[begin PAGE EXCERPT]

Spam-Spam-Spam-Spam
Anatomy of a spam message:
I got this one in my box. It didn’t display properly since I’m not using a Microsoft mail reader. But it did slip past the junk mail filter. Most filters work on a point system. If a message accrues enough spam points, it’s flagged as junk.
It’s a good new, bad news thing. Bad news, spam still gets through my filter. Good news, there’s still much furtile ground for intelligent spam filtering.
Let’s take a line-by-line HUMAN analysis and see how many spam points we get. (Answer: 80 points.)
1: From: “Ewing Lakisha” <mbexf@china.com>
Normally, crap from overseas by senders not in my address book is spam. Add one spam point.
In this case Mr. Lakisha works for china.com. Wait a minute! Lakisha? China? +1 point.
China.com is a legitimate business. My guess is that their email system was hacked and/or the header was spoofed. I’m sure their IT guy is really happy about resultant spam rage.

[end PAGE EXCERPT]
[begin INFORMATION GIVEN]

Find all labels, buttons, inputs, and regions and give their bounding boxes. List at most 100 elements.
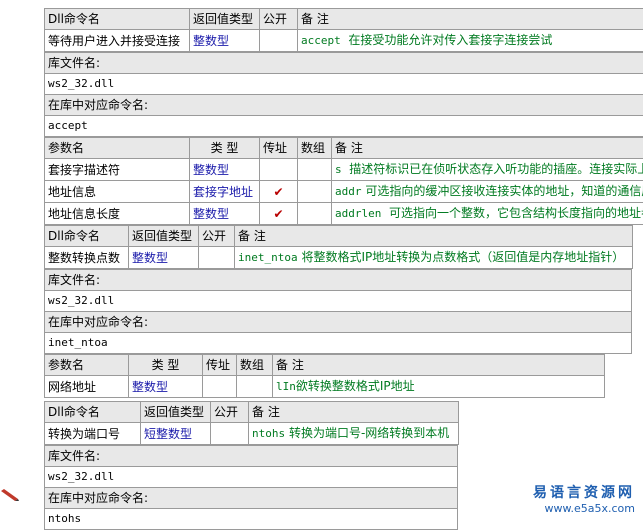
ret-type-cell[interactable]: 短整数型 [141,423,211,445]
lib-file-value[interactable]: ws2_32.dll [45,467,458,488]
col-param-name: 参数名 [45,138,190,159]
col-remark: 备 注 [249,402,459,423]
col-public: 公开 [199,226,235,247]
param-remark-cell[interactable]: addrlen 可选指向一个整数，它包含结构长度指向的地址参数 [332,203,643,225]
param-desc: 欲转换整数格式IP地址 [296,379,415,393]
param-code: addr [335,185,362,198]
lib-cmd-label: 在库中对应命令名: [45,488,458,509]
remark-cell[interactable]: ntohs 转换为端口号-网络转换到本机 [249,423,459,445]
param-row[interactable]: 套接字描述符 整数型 s 描述符标识已在侦听状态存入听功能的插座。连接实际上是建… [45,159,643,181]
lib-file-value[interactable]: ws2_32.dll [45,74,643,95]
col-ret-type: 返回值类型 [190,9,260,30]
col-array: 数组 [237,355,273,376]
col-dll-cmd: Dll命令名 [45,402,141,423]
watermark-url: www.e5a5x.com [533,502,635,515]
public-cell[interactable] [211,423,249,445]
dll-name-cell[interactable]: 等待用户进入并接受连接 [45,30,190,52]
checkmark-icon[interactable]: ✔ [260,181,298,203]
remark-text: 转换为端口号-网络转换到本机 [289,426,449,440]
param-type-cell[interactable]: 整数型 [190,159,260,181]
param-header-row: 参数名 类 型 传址 数组 备 注 [45,355,605,376]
col-array: 数组 [298,138,332,159]
param-name-cell[interactable]: 网络地址 [45,376,129,398]
lib-cmd-value[interactable]: inet_ntoa [45,333,632,354]
dll-block-accept: Dll命令名 返回值类型 公开 备 注 等待用户进入并接受连接 整数型 acce… [44,8,643,225]
lib-table: 库文件名: ws2_32.dll 在库中对应命令名: inet_ntoa [44,269,632,354]
ret-type-cell[interactable]: 整数型 [190,30,260,52]
lib-table: 库文件名: ws2_32.dll 在库中对应命令名: accept [44,52,643,137]
param-name-cell[interactable]: 地址信息长度 [45,203,190,225]
public-cell[interactable] [199,247,235,269]
array-cell[interactable] [298,181,332,203]
checkmark-icon[interactable]: ✔ [260,203,298,225]
param-row[interactable]: 地址信息 套接字地址 ✔ addr 可选指向的缓冲区接收连接实体的地址，知道的通… [45,181,643,203]
col-byref: 传址 [260,138,298,159]
col-dll-cmd: Dll命令名 [45,9,190,30]
remark-cell[interactable]: inet_ntoa 将整数格式IP地址转换为点数格式（返回值是内存地址指针） [235,247,633,269]
col-public: 公开 [211,402,249,423]
col-remark: 备 注 [298,9,643,30]
col-param-remark: 备 注 [332,138,643,159]
col-param-remark: 备 注 [273,355,605,376]
watermark-title: 易语言资源网 [533,482,635,502]
param-table: 参数名 类 型 传址 数组 备 注 网络地址 整数型 lIn欲转换整数格式IP地… [44,354,605,398]
dll-row[interactable]: 转换为端口号 短整数型 ntohs 转换为端口号-网络转换到本机 [45,423,459,445]
col-param-type: 类 型 [190,138,260,159]
param-code: lIn [276,380,296,393]
public-cell[interactable] [260,30,298,52]
col-public: 公开 [260,9,298,30]
dll-header-table: Dll命令名 返回值类型 公开 备 注 整数转换点数 整数型 inet_ntoa… [44,225,633,269]
param-type-cell[interactable]: 整数型 [190,203,260,225]
dll-name-cell[interactable]: 整数转换点数 [45,247,129,269]
lib-cmd-label: 在库中对应命令名: [45,95,643,116]
param-type-cell[interactable]: 套接字地址 [190,181,260,203]
dll-name-cell[interactable]: 转换为端口号 [45,423,141,445]
param-table: 参数名 类 型 传址 数组 备 注 套接字描述符 整数型 s 描述符标识已在侦听… [44,137,643,225]
lib-cmd-value[interactable]: ntohs [45,509,458,530]
array-cell[interactable] [237,376,273,398]
param-row[interactable]: 网络地址 整数型 lIn欲转换整数格式IP地址 [45,376,605,398]
lib-cmd-value[interactable]: accept [45,116,643,137]
col-param-type: 类 型 [129,355,203,376]
param-remark-cell[interactable]: lIn欲转换整数格式IP地址 [273,376,605,398]
param-remark-cell[interactable]: s 描述符标识已在侦听状态存入听功能的插座。连接实际上是建立在返回的套接字接受 [332,159,643,181]
pencil-icon [0,489,20,501]
param-code: addrlen [335,207,381,220]
dll-row[interactable]: 等待用户进入并接受连接 整数型 accept 在接受功能允许对传入套接字连接尝试 [45,30,643,52]
lib-file-value[interactable]: ws2_32.dll [45,291,632,312]
dll-block-inet-ntoa: Dll命令名 返回值类型 公开 备 注 整数转换点数 整数型 inet_ntoa… [44,225,633,398]
col-dll-cmd: Dll命令名 [45,226,129,247]
array-cell[interactable] [298,159,332,181]
param-row[interactable]: 地址信息长度 整数型 ✔ addrlen 可选指向一个整数，它包含结构长度指向的… [45,203,643,225]
dll-header-table: Dll命令名 返回值类型 公开 备 注 转换为端口号 短整数型 ntohs 转换… [44,401,459,445]
col-ret-type: 返回值类型 [141,402,211,423]
watermark-logo: 易语言资源网 www.e5a5x.com [533,482,635,515]
param-header-row: 参数名 类 型 传址 数组 备 注 [45,138,643,159]
dll-header-row: Dll命令名 返回值类型 公开 备 注 [45,9,643,30]
remark-code: ntohs [252,427,285,440]
param-type-cell[interactable]: 整数型 [129,376,203,398]
param-remark-cell[interactable]: addr 可选指向的缓冲区接收连接实体的地址，知道的通信层 [332,181,643,203]
dll-header-row: Dll命令名 返回值类型 公开 备 注 [45,402,459,423]
remark-code: inet_ntoa [238,251,298,264]
array-cell[interactable] [298,203,332,225]
lib-file-label: 库文件名: [45,270,632,291]
byref-cell[interactable] [260,159,298,181]
col-byref: 传址 [203,355,237,376]
dll-header-row: Dll命令名 返回值类型 公开 备 注 [45,226,633,247]
lib-file-label: 库文件名: [45,53,643,74]
dll-row[interactable]: 整数转换点数 整数型 inet_ntoa 将整数格式IP地址转换为点数格式（返回… [45,247,633,269]
param-name-cell[interactable]: 地址信息 [45,181,190,203]
remark-cell[interactable]: accept 在接受功能允许对传入套接字连接尝试 [298,30,643,52]
col-param-name: 参数名 [45,355,129,376]
dll-header-table: Dll命令名 返回值类型 公开 备 注 等待用户进入并接受连接 整数型 acce… [44,8,643,52]
param-desc: 可选指向一个整数，它包含结构长度指向的地址参数 [389,206,643,220]
param-name-cell[interactable]: 套接字描述符 [45,159,190,181]
byref-cell[interactable] [203,376,237,398]
dll-block-ntohs: Dll命令名 返回值类型 公开 备 注 转换为端口号 短整数型 ntohs 转换… [44,401,459,530]
ret-type-cell[interactable]: 整数型 [129,247,199,269]
param-desc: 可选指向的缓冲区接收连接实体的地址，知道的通信层 [365,184,643,198]
remark-text: 在接受功能允许对传入套接字连接尝试 [348,33,552,47]
lib-table: 库文件名: ws2_32.dll 在库中对应命令名: ntohs [44,445,458,530]
param-desc: 描述符标识已在侦听状态存入听功能的插座。连接实际上是建立在返回的套接字接受 [349,162,643,176]
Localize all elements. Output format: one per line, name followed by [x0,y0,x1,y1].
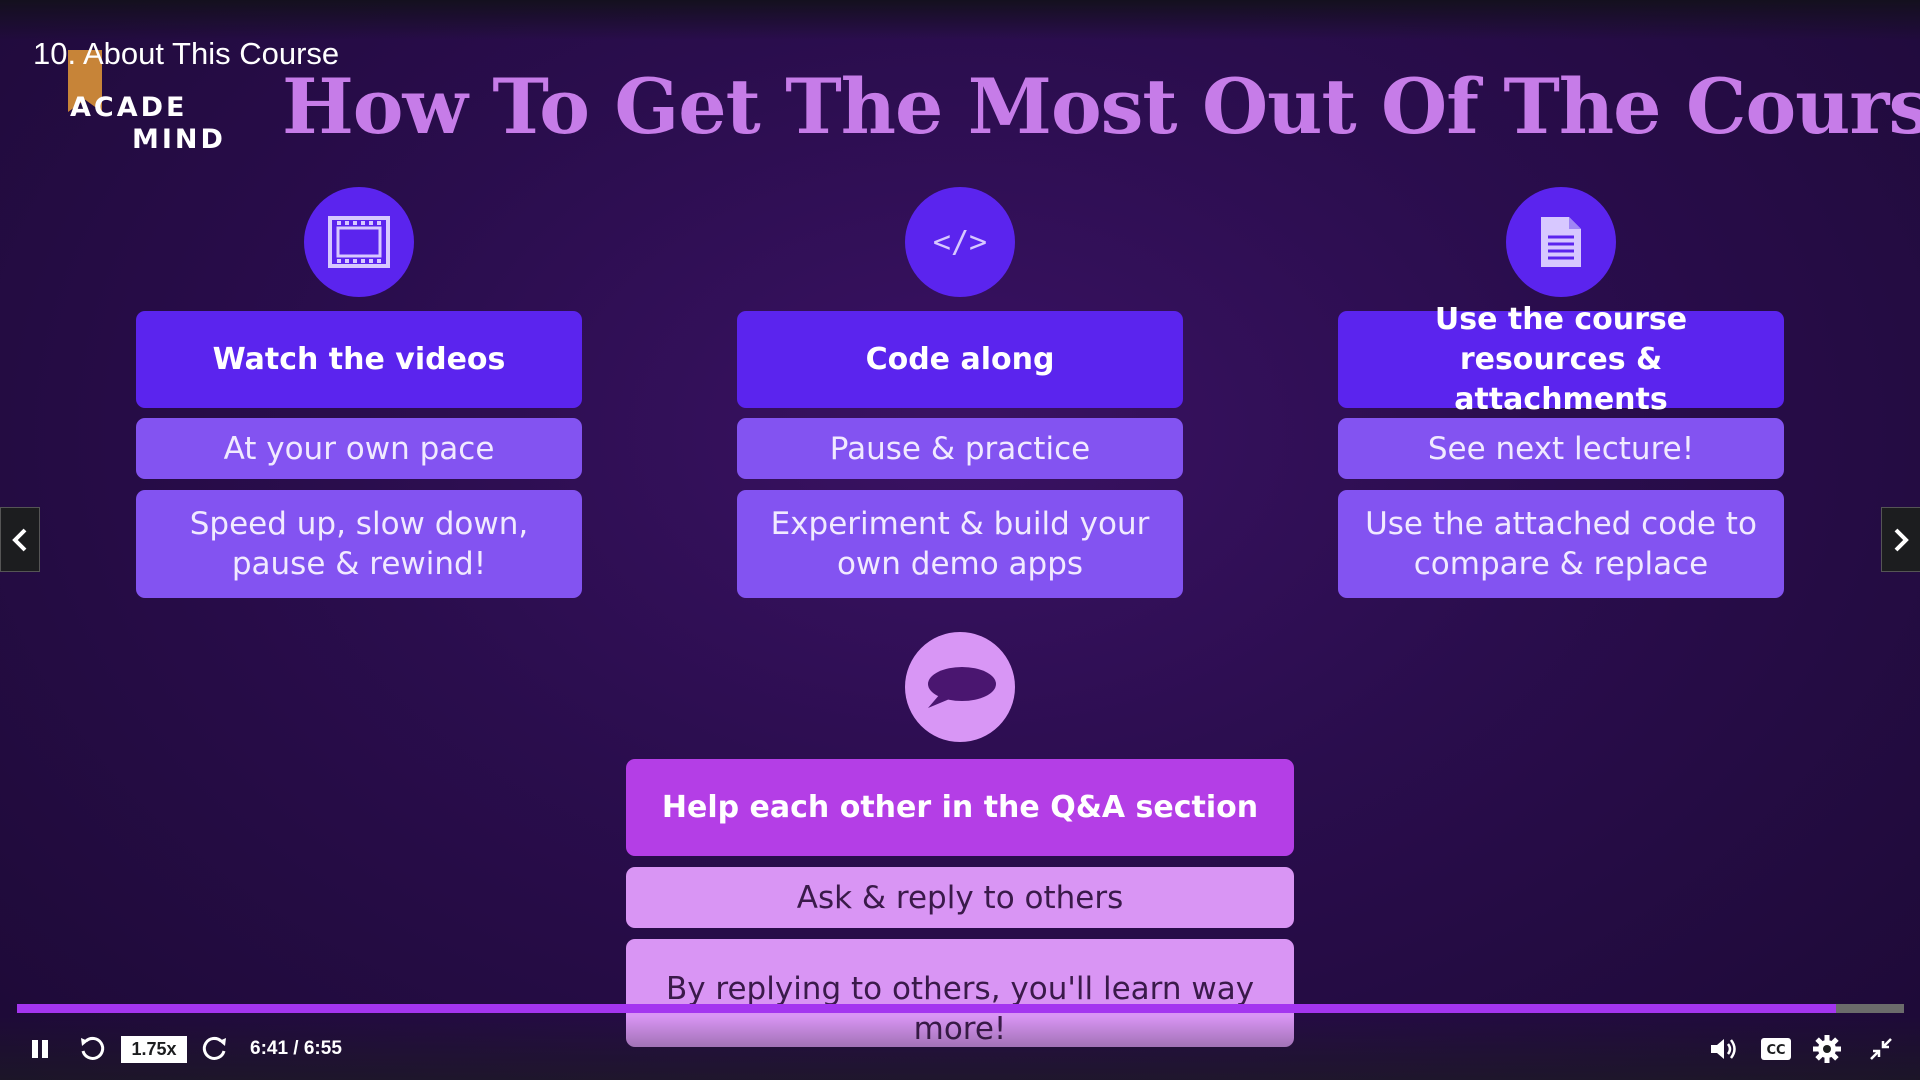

[end INFORMATION GIVEN]

WHAT NEEDS TO BE DONE -> Resume the spam-message analysis after its final sentence and keep going through the next lines of the message. The listing has no connection to the spam-message analysis.

OUTPUT FOR THIS EXERCISE ->
2: Date: November 2, 2003 9:00:57 AM PST
3: To: kelly@redleopard.com
4: Subject: Re: VF, job would have
“Re: VF, job would have”?? OK, so the grammar ‘job would have’ matches the domain ‘china.com’ but such grammar from Mr. Lakisha? +1 point.
5: Reply-To: “Lakisha” <mbexf@china.com>
6: Return-Path: <mbexf@china.com>
7: Received: from TCLHZTEST ([61.235.105.220])
by typhoon.he.net for <kelly@redleopard.com>;
Sun, 2 Nov 2003 21:06:25 -0800
8: Received: from 52.6.164.222 by 61.235.105.220;
Sun, 02 Nov 2003 15:03:57 -0200
Usual header stuff, nothing really suspicious here.
9: Message-Id: <DVXLFXZOOAYCWZNSAKQQXC@canada.com>
Wait a minute. The root message came from canada.com? Sent to china.com? And I was copied on the reply? +1 point.
10: X-Mailer: The Bat! (v1.52f) Business
A lot of spam shows “X-Mailer: The Bat! (v1.52f) Business”. +1 point.
Spammers forge/fake some of the header info, but not always consistently. The Bat! is a legitimate MUA and so in and of itself does not translate to spam. However, many spammers use The Bat! so it gets the point. Let’s look further.
Take a look at line 14; The Bat! never uses this header. +2 points.
There is a spam company operating out of asia offering dedicated servers where they have tweaked the mail system to not show the originating IP address (i.e. act as blind relays). This message came out of china. +2 points.
11: Mime-Version: 1.0
12: Content-Type: multipart/alternative;
boundary=”–59060433960038391″
Any Content-Type that isn’t text/plain;charset=”iso-8859-1″ gets a point. +1 point.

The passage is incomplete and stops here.